─── Data for processing ───

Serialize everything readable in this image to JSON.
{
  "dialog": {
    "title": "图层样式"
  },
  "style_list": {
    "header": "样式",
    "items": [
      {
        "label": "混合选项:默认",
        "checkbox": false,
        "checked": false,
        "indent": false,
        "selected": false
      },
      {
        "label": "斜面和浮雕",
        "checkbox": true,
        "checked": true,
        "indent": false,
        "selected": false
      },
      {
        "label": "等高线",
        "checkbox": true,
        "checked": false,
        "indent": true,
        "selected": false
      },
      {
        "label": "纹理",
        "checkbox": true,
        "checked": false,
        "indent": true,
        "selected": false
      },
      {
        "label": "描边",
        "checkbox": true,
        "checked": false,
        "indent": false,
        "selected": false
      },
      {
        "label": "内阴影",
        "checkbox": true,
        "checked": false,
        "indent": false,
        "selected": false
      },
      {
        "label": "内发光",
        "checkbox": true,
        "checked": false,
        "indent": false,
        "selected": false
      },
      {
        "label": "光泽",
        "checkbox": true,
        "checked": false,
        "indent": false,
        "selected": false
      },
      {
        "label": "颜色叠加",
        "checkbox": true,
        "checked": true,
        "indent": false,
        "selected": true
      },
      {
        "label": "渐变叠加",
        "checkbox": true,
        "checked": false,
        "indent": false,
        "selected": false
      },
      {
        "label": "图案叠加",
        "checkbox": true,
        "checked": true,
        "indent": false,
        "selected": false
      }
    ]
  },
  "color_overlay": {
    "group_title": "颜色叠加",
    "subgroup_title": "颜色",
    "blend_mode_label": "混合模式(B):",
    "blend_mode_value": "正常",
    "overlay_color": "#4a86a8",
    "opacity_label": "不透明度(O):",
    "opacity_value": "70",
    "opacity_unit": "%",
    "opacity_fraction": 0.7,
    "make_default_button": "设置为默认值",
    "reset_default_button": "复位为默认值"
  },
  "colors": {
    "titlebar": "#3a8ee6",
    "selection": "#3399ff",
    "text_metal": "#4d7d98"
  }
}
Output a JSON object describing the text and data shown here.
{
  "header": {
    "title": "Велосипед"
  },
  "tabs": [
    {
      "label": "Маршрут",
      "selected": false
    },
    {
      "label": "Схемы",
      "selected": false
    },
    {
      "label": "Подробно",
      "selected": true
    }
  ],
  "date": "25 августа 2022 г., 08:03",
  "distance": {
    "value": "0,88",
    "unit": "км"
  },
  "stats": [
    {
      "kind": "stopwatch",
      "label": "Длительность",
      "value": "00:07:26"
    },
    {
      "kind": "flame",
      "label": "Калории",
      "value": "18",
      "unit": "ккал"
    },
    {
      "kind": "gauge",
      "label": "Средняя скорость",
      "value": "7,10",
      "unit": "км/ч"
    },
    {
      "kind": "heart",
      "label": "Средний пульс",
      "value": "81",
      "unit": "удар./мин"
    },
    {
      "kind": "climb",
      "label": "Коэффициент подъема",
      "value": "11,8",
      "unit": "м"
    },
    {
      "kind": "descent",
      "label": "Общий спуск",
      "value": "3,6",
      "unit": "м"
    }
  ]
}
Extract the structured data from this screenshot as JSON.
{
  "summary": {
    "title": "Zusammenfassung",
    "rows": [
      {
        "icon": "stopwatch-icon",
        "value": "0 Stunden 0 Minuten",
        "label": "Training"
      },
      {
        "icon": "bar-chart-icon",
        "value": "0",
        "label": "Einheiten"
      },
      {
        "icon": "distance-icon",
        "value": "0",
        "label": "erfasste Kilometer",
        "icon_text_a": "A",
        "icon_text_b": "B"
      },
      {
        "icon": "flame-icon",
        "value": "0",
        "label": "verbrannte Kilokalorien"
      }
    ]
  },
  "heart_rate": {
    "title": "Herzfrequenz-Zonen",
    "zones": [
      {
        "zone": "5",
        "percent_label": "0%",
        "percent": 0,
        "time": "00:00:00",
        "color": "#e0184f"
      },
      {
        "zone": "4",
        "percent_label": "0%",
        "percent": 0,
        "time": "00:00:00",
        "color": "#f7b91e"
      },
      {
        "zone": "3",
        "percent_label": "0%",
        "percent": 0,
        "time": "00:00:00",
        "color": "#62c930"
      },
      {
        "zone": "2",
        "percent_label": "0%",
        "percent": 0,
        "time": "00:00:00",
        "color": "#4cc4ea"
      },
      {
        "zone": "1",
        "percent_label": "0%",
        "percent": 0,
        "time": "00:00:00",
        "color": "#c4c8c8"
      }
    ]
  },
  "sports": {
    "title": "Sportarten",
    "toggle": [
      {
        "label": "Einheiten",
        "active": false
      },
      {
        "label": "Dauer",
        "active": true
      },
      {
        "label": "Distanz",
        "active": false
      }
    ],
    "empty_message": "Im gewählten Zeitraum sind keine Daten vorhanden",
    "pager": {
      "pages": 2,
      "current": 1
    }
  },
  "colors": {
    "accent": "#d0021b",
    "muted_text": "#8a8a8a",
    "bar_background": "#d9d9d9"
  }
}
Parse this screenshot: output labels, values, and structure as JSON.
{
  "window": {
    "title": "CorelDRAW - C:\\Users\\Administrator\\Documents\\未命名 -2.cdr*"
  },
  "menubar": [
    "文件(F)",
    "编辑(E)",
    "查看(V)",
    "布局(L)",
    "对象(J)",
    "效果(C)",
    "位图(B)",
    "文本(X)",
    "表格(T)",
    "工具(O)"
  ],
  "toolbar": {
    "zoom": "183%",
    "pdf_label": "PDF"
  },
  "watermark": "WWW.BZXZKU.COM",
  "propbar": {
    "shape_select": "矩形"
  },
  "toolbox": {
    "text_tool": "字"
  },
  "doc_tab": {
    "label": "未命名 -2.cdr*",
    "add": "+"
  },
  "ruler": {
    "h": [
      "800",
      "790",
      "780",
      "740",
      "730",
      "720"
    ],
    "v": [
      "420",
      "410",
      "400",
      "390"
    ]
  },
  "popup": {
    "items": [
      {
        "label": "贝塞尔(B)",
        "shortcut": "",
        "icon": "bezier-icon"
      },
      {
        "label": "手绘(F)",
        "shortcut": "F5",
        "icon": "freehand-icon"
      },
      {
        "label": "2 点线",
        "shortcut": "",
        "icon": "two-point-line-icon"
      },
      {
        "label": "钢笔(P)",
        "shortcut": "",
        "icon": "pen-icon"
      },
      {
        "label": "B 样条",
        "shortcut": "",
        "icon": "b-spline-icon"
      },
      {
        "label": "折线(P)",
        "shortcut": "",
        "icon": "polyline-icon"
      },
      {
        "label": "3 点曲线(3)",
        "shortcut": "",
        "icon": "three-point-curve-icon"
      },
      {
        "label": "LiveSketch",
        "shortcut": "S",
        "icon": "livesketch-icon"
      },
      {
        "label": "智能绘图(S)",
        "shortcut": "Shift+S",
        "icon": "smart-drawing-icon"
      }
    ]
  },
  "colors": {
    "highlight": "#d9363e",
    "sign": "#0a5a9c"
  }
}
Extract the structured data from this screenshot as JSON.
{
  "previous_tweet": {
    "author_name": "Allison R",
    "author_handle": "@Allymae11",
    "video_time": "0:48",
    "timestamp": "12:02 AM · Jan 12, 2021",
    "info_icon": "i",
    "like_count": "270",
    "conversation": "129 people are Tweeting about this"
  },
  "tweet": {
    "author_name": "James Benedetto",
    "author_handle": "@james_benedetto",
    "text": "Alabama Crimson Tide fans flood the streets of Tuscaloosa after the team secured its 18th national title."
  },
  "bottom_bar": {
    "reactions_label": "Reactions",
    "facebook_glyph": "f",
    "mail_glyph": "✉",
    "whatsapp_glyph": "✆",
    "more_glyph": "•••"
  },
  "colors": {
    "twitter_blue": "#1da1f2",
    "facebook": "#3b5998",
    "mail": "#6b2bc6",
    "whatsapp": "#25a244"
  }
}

───

**What you are asked to do**
Each line of the listing should be echoed back exactly.

**Expected answer**
Serialize everything readable in this image to JSON.
{
  "dialog": {
    "title": "图层样式"
  },
  "style_list": {
    "header": "样式",
    "items": [
      {
        "label": "混合选项:默认",
        "checkbox": false,
        "checked": false,
        "indent": false,
        "selected": false
      },
      {
        "label": "斜面和浮雕",
        "checkbox": true,
        "checked": true,
        "indent": false,
        "selected": false
      },
      {
        "label": "等高线",
        "checkbox": true,
        "checked": false,
        "indent": true,
        "selected": false
      },
      {
        "label": "纹理",
        "checkbox": true,
        "checked": false,
        "indent": true,
        "selected": false
      },
      {
        "label": "描边",
        "checkbox": true,
        "checked": false,
        "indent": false,
        "selected": false
      },
      {
        "label": "内阴影",
        "checkbox": true,
        "checked": false,
        "indent": false,
        "selected": false
      },
      {
        "label": "内发光",
        "checkbox": true,
        "checked": false,
        "indent": false,
        "selected": false
      },
      {
        "label": "光泽",
        "checkbox": true,
        "checked": false,
        "indent": false,
        "selected": false
      },
      {
        "label": "颜色叠加",
        "checkbox": true,
        "checked": true,
        "indent": false,
        "selected": true
      },
      {
        "label": "渐变叠加",
        "checkbox": true,
        "checked": false,
        "indent": false,
        "selected": false
      },
      {
        "label": "图案叠加",
        "checkbox": true,
        "checked": true,
        "indent": false,
        "selected": false
      }
    ]
  },
  "color_overlay": {
    "group_title": "颜色叠加",
    "subgroup_title": "颜色",
    "blend_mode_label": "混合模式(B):",
    "blend_mode_value": "正常",
    "overlay_color": "#4a86a8",
    "opacity_label": "不透明度(O):",
    "opacity_value": "70",
    "opacity_unit": "%",
    "opacity_fraction": 0.7,
    "make_default_button": "设置为默认值",
    "reset_default_button": "复位为默认值"
  },
  "colors": {
    "titlebar": "#3a8ee6",
    "selection": "#3399ff",
    "text_metal": "#4d7d98"
  }
}
Output a JSON object describing the text and data shown here.
{
  "header": {
    "title": "Велосипед"
  },
  "tabs": [
    {
      "label": "Маршрут",
      "selected": false
    },
    {
      "label": "Схемы",
      "selected": false
    },
    {
      "label": "Подробно",
      "selected": true
    }
  ],
  "date": "25 августа 2022 г., 08:03",
  "distance": {
    "value": "0,88",
    "unit": "км"
  },
  "stats": [
    {
      "kind": "stopwatch",
      "label": "Длительность",
      "value": "00:07:26"
    },
    {
      "kind": "flame",
      "label": "Калории",
      "value": "18",
      "unit": "ккал"
    },
    {
      "kind": "gauge",
      "label": "Средняя скорость",
      "value": "7,10",
      "unit": "км/ч"
    },
    {
      "kind": "heart",
      "label": "Средний пульс",
      "value": "81",
      "unit": "удар./мин"
    },
    {
      "kind": "climb",
      "label": "Коэффициент подъема",
      "value": "11,8",
      "unit": "м"
    },
    {
      "kind": "descent",
      "label": "Общий спуск",
      "value": "3,6",
      "unit": "м"
    }
  ]
}
Extract the structured data from this screenshot as JSON.
{
  "summary": {
    "title": "Zusammenfassung",
    "rows": [
      {
        "icon": "stopwatch-icon",
        "value": "0 Stunden 0 Minuten",
        "label": "Training"
      },
      {
        "icon": "bar-chart-icon",
        "value": "0",
        "label": "Einheiten"
      },
      {
        "icon": "distance-icon",
        "value": "0",
        "label": "erfasste Kilometer",
        "icon_text_a": "A",
        "icon_text_b": "B"
      },
      {
        "icon": "flame-icon",
        "value": "0",
        "label": "verbrannte Kilokalorien"
      }
    ]
  },
  "heart_rate": {
    "title": "Herzfrequenz-Zonen",
    "zones": [
      {
        "zone": "5",
        "percent_label": "0%",
        "percent": 0,
        "time": "00:00:00",
        "color": "#e0184f"
      },
      {
        "zone": "4",
        "percent_label": "0%",
        "percent": 0,
        "time": "00:00:00",
        "color": "#f7b91e"
      },
      {
        "zone": "3",
        "percent_label": "0%",
        "percent": 0,
        "time": "00:00:00",
        "color": "#62c930"
      },
      {
        "zone": "2",
        "percent_label": "0%",
        "percent": 0,
        "time": "00:00:00",
        "color": "#4cc4ea"
      },
      {
        "zone": "1",
        "percent_label": "0%",
        "percent": 0,
        "time": "00:00:00",
        "color": "#c4c8c8"
      }
    ]
  },
  "sports": {
    "title": "Sportarten",
    "toggle": [
      {
        "label": "Einheiten",
        "active": false
      },
      {
        "label": "Dauer",
        "active": true
      },
      {
        "label": "Distanz",
        "active": false
      }
    ],
    "empty_message": "Im gewählten Zeitraum sind keine Daten vorhanden",
    "pager": {
      "pages": 2,
      "current": 1
    }
  },
  "colors": {
    "accent": "#d0021b",
    "muted_text": "#8a8a8a",
    "bar_background": "#d9d9d9"
  }
}
Parse this screenshot: output labels, values, and structure as JSON.
{
  "window": {
    "title": "CorelDRAW - C:\\Users\\Administrator\\Documents\\未命名 -2.cdr*"
  },
  "menubar": [
    "文件(F)",
    "编辑(E)",
    "查看(V)",
    "布局(L)",
    "对象(J)",
    "效果(C)",
    "位图(B)",
    "文本(X)",
    "表格(T)",
    "工具(O)"
  ],
  "toolbar": {
    "zoom": "183%",
    "pdf_label": "PDF"
  },
  "watermark": "WWW.BZXZKU.COM",
  "propbar": {
    "shape_select": "矩形"
  },
  "toolbox": {
    "text_tool": "字"
  },
  "doc_tab": {
    "label": "未命名 -2.cdr*",
    "add": "+"
  },
  "ruler": {
    "h": [
      "800",
      "790",
      "780",
      "740",
      "730",
      "720"
    ],
    "v": [
      "420",
      "410",
      "400",
      "390"
    ]
  },
  "popup": {
    "items": [
      {
        "label": "贝塞尔(B)",
        "shortcut": "",
        "icon": "bezier-icon"
      },
      {
        "label": "手绘(F)",
        "shortcut": "F5",
        "icon": "freehand-icon"
      },
      {
        "label": "2 点线",
        "shortcut": "",
        "icon": "two-point-line-icon"
      },
      {
        "label": "钢笔(P)",
        "shortcut": "",
        "icon": "pen-icon"
      },
      {
        "label": "B 样条",
        "shortcut": "",
        "icon": "b-spline-icon"
      },
      {
        "label": "折线(P)",
        "shortcut": "",
        "icon": "polyline-icon"
      },
      {
        "label": "3 点曲线(3)",
        "shortcut": "",
        "icon": "three-point-curve-icon"
      },
      {
        "label": "LiveSketch",
        "shortcut": "S",
        "icon": "livesketch-icon"
      },
      {
        "label": "智能绘图(S)",
        "shortcut": "Shift+S",
        "icon": "smart-drawing-icon"
      }
    ]
  },
  "colors": {
    "highlight": "#d9363e",
    "sign": "#0a5a9c"
  }
}
Extract the structured data from this screenshot as JSON.
{
  "previous_tweet": {
    "author_name": "Allison R",
    "author_handle": "@Allymae11",
    "video_time": "0:48",
    "timestamp": "12:02 AM · Jan 12, 2021",
    "info_icon": "i",
    "like_count": "270",
    "conversation": "129 people are Tweeting about this"
  },
  "tweet": {
    "author_name": "James Benedetto",
    "author_handle": "@james_benedetto",
    "text": "Alabama Crimson Tide fans flood the streets of Tuscaloosa after the team secured its 18th national title."
  },
  "bottom_bar": {
    "reactions_label": "Reactions",
    "facebook_glyph": "f",
    "mail_glyph": "✉",
    "whatsapp_glyph": "✆",
    "more_glyph": "•••"
  },
  "colors": {
    "twitter_blue": "#1da1f2",
    "facebook": "#3b5998",
    "mail": "#6b2bc6",
    "whatsapp": "#25a244"
  }
}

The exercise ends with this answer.